_Supplied material_.

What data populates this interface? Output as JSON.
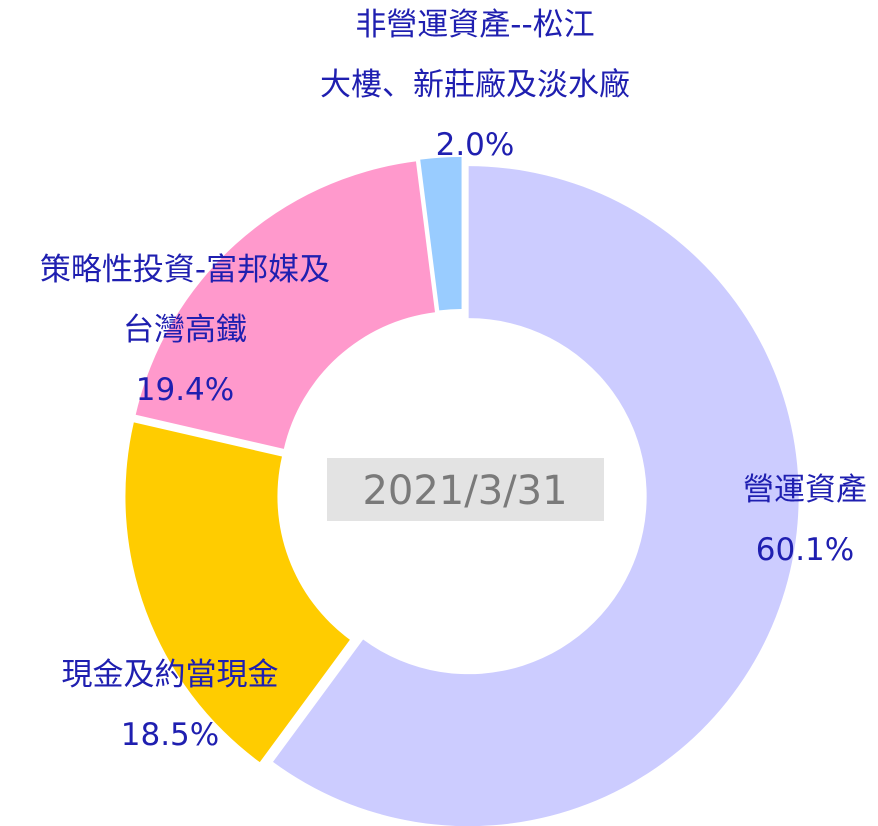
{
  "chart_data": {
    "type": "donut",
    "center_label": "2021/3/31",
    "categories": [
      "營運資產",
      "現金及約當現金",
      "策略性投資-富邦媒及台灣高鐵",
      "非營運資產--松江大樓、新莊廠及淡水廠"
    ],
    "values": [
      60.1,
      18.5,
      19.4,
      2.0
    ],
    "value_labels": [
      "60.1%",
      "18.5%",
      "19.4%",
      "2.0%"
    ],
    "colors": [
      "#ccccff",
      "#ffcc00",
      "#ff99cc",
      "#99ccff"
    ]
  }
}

_Directive_.
Go through the entries above and print each one exactly, minus the pictures.

_Output of the exercise_.
What data populates this interface? Output as JSON.
{
  "chart_data": {
    "type": "donut",
    "center_label": "2021/3/31",
    "categories": [
      "營運資產",
      "現金及約當現金",
      "策略性投資-富邦媒及台灣高鐵",
      "非營運資產--松江大樓、新莊廠及淡水廠"
    ],
    "values": [
      60.1,
      18.5,
      19.4,
      2.0
    ],
    "value_labels": [
      "60.1%",
      "18.5%",
      "19.4%",
      "2.0%"
    ],
    "colors": [
      "#ccccff",
      "#ffcc00",
      "#ff99cc",
      "#99ccff"
    ]
  }
}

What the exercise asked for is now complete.